— To be done —
Answer these from the blog post on Locke:
1. Which work and section does the post cite for the quotation about human beings as the "Workmanship" of one Maker?
2. What form of rule is Locke arguing against?
3. According to the post, what does claiming absolute power over another person amount to?

--- begin Provided passage ---

Wednesday, January 23, 2008

Locke on target

Just as a postscript to my last post, it's interesting (to me, although probably to very few other people) that John Locke, the father of political liberalism, bases his liberalism on the truth that God the Creator is sovereign Lord over his creatures. He doesn't put it quite like that, but in his argument against absolute monarchy, Locke makes the point that human beings are "all the Workmanship of one Omnipotent and infinitely wise Maker... they are his property, whose Workmanship they are, made to last during his, and not another's, pleasure". (2nd Treatise on Gov't, section 6). It being the 17th century, and Locke being an Englishman, the language of property comes to him quite naturally. His argument is that since everyone belongs to God alone (and not therefore to any other human being), no human being can have absolute or abitrary power over another. (Particularly, no human being can have power to take another's life: but the principle is then enlarged). To claim absolute power over another is to make free with God's property.

--- end Provided passage ---
--- begin Supplied material ---

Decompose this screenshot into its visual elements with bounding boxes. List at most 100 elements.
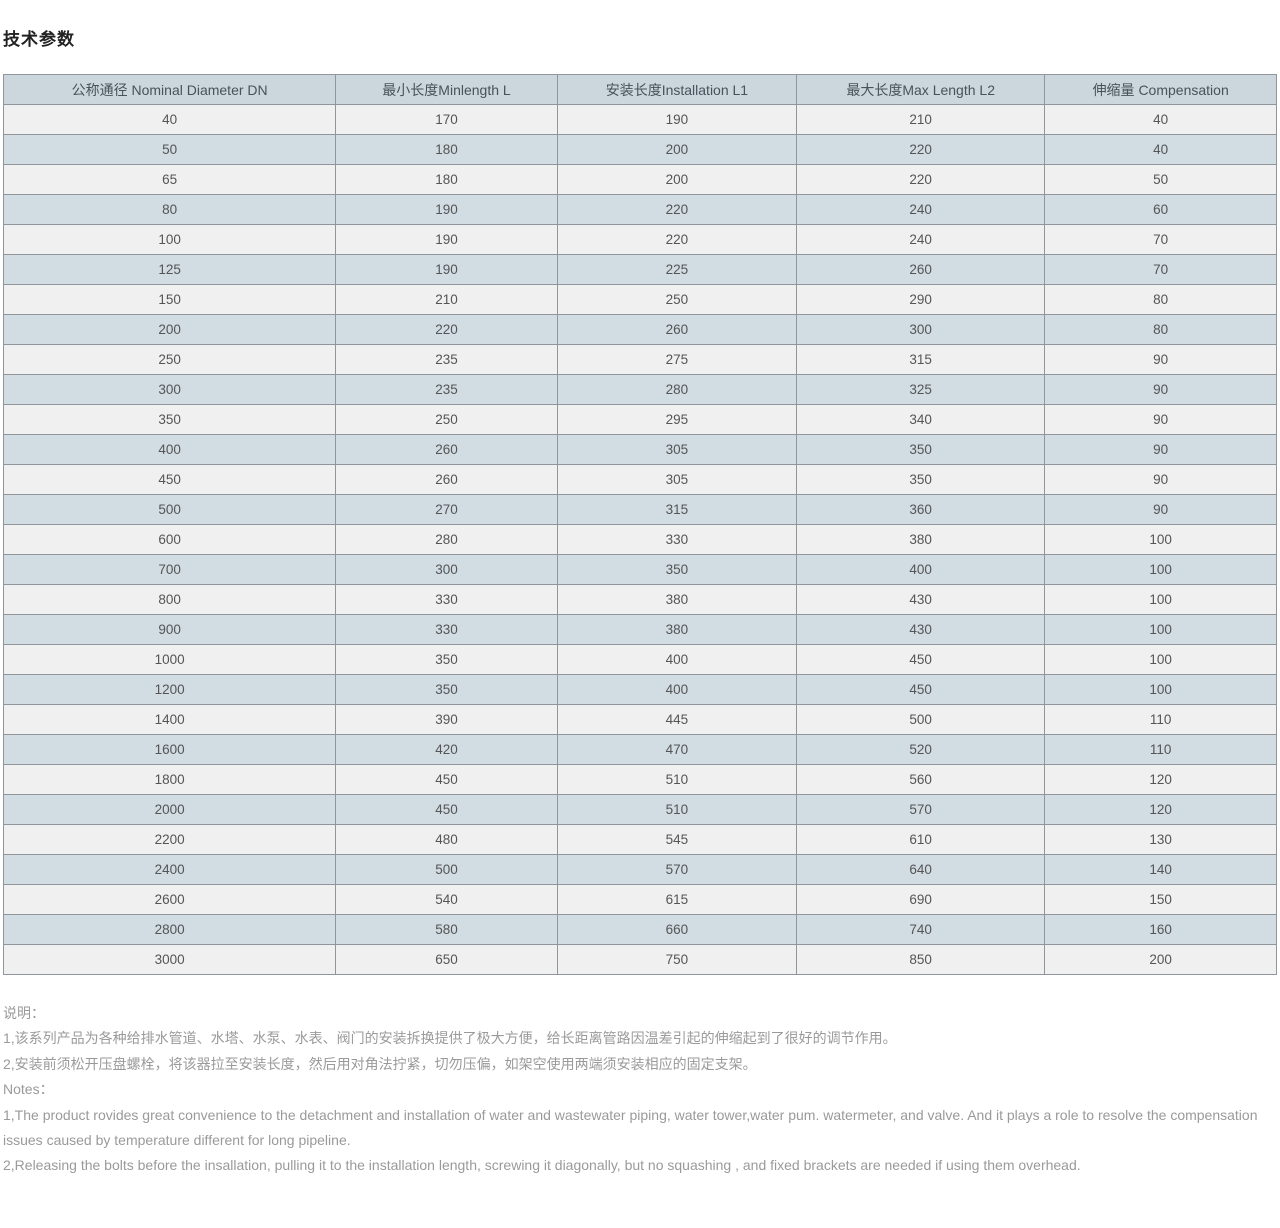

--- end Supplied material ---

— Response to the task —
1. The 2nd Treatise on Gov't, section 6.
2. Absolute monarchy.
3. Making free with God's property.